▶ **Recorded information**:

+ + + + +

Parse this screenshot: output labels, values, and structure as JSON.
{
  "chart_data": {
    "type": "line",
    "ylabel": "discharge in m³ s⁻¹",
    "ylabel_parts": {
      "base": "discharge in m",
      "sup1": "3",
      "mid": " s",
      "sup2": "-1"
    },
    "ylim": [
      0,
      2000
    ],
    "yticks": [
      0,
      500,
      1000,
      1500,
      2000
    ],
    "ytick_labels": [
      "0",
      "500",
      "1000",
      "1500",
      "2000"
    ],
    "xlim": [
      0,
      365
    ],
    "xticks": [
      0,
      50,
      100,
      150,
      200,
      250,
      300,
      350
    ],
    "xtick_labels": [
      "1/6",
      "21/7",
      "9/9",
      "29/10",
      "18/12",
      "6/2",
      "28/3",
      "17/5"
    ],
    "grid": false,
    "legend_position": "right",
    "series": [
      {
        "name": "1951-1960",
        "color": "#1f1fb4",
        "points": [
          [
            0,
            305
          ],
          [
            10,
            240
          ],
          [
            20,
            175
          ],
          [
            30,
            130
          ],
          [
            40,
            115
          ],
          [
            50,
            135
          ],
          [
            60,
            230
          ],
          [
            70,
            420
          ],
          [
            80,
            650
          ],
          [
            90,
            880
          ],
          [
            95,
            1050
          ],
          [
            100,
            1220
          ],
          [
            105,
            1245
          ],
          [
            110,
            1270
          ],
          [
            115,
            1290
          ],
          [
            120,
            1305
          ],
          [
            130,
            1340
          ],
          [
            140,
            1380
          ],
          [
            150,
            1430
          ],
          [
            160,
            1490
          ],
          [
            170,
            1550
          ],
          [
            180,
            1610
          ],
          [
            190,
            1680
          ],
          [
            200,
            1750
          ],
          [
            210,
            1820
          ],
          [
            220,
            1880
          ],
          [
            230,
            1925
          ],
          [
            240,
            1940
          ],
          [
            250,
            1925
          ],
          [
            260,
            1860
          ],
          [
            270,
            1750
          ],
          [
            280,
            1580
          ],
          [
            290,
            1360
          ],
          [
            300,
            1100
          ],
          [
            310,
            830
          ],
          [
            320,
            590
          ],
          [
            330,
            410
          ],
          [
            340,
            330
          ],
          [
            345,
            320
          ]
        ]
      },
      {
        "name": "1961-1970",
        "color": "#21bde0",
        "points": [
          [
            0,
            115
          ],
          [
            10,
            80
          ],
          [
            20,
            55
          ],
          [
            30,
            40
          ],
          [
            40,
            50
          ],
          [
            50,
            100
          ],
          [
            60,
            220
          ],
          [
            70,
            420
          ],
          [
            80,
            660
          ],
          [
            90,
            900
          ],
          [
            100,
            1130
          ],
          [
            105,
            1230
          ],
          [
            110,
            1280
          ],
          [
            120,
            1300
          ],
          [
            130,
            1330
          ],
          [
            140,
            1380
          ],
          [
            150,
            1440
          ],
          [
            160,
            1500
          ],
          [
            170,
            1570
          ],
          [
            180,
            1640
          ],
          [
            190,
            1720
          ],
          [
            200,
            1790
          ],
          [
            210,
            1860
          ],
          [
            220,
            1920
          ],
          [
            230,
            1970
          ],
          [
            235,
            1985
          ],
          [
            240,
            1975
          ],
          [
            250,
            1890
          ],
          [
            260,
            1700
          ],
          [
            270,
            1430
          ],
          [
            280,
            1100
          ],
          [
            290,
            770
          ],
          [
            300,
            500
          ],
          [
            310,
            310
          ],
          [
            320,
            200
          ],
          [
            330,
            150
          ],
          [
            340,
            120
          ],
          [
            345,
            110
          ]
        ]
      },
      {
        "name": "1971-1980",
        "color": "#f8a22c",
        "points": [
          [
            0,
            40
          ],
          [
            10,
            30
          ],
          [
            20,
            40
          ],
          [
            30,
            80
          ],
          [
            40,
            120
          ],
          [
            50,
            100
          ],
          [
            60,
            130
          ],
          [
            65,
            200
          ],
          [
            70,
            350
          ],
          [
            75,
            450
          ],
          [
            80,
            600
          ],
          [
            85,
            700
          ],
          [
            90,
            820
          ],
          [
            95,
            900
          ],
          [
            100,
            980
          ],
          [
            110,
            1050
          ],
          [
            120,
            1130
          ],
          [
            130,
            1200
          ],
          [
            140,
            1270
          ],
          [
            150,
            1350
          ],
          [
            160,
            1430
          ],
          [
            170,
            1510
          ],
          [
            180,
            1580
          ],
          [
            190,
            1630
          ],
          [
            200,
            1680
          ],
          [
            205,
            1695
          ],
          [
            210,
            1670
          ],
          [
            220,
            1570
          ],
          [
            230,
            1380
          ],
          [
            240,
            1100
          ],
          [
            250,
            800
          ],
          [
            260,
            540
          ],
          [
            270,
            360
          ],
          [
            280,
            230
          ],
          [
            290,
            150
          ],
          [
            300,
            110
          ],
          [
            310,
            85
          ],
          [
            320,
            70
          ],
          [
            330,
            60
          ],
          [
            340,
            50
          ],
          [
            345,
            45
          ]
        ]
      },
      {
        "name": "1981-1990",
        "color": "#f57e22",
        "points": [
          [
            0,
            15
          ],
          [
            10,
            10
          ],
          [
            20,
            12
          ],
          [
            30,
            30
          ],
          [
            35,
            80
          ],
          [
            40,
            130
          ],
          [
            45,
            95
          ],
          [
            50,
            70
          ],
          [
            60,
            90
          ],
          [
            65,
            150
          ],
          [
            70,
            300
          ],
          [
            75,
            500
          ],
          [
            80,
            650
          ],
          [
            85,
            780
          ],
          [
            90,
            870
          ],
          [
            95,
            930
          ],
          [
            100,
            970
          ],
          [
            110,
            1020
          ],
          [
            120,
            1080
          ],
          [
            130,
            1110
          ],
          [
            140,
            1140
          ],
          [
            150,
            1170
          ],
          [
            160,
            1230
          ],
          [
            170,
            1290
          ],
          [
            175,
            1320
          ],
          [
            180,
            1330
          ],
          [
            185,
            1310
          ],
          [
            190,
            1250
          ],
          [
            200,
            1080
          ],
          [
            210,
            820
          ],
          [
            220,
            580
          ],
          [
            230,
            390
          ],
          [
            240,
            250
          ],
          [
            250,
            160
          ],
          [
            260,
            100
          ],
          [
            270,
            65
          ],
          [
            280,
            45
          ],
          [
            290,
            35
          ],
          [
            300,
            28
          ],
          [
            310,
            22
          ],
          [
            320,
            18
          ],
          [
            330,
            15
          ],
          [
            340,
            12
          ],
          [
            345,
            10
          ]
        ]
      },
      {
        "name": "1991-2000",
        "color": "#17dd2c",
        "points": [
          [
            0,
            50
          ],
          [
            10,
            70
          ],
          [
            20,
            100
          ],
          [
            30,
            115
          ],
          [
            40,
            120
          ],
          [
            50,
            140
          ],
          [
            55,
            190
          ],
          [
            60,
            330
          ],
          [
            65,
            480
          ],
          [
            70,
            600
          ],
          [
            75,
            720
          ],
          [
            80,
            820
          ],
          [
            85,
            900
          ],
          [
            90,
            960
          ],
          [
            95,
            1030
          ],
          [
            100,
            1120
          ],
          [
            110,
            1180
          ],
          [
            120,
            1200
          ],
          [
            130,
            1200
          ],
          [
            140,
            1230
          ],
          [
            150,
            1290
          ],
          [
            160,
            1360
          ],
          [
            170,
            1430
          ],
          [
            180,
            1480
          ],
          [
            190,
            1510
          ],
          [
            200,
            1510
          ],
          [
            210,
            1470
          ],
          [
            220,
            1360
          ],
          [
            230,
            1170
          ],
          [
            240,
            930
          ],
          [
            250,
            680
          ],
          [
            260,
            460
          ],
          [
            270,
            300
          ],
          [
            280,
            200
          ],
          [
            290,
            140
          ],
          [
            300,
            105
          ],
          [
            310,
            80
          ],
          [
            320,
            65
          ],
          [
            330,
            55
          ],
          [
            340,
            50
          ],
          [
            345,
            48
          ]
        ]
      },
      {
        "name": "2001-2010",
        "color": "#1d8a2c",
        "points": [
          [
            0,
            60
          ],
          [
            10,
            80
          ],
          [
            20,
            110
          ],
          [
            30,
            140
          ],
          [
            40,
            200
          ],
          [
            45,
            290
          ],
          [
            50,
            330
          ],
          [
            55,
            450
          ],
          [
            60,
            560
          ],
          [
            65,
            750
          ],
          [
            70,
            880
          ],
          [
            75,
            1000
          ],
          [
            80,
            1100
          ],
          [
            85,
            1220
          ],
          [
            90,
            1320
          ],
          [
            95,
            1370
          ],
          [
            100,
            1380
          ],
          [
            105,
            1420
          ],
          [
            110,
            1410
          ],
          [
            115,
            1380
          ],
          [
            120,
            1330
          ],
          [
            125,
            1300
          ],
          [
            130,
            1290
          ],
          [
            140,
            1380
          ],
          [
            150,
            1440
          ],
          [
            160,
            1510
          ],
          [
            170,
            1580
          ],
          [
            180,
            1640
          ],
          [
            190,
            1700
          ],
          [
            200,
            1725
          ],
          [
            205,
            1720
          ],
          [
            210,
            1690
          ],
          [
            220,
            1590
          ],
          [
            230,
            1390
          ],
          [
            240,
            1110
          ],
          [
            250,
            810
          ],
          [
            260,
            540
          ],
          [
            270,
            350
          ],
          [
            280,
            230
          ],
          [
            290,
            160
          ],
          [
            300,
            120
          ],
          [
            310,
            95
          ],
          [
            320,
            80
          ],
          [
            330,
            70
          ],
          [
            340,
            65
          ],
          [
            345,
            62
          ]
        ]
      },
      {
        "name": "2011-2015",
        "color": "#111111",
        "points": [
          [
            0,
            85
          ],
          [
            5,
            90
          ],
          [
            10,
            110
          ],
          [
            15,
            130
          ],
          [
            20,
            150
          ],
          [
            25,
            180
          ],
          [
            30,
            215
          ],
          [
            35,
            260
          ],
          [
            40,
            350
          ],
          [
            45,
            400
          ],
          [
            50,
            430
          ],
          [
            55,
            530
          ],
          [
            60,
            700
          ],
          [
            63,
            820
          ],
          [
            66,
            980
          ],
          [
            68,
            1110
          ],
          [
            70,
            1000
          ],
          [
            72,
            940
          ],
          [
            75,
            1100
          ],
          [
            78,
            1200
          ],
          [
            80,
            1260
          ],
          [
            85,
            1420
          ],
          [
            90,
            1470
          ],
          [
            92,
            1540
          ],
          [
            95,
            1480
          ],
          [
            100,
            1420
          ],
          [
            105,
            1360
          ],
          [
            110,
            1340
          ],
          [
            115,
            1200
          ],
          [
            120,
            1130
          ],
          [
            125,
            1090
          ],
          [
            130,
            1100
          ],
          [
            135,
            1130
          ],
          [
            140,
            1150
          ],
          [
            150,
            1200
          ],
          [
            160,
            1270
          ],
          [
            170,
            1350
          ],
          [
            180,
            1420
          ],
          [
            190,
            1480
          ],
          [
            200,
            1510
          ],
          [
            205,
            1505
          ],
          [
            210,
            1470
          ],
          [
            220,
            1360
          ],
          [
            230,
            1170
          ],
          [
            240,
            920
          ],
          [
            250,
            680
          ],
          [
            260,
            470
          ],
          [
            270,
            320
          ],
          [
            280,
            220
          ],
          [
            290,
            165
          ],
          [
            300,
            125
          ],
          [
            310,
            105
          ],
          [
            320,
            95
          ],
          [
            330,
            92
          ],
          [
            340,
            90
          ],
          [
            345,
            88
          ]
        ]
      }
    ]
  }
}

+ + + + +

Each line holding the word "name" counts once; report the total and nothing else.

▶ **Solution for this exercise**:
7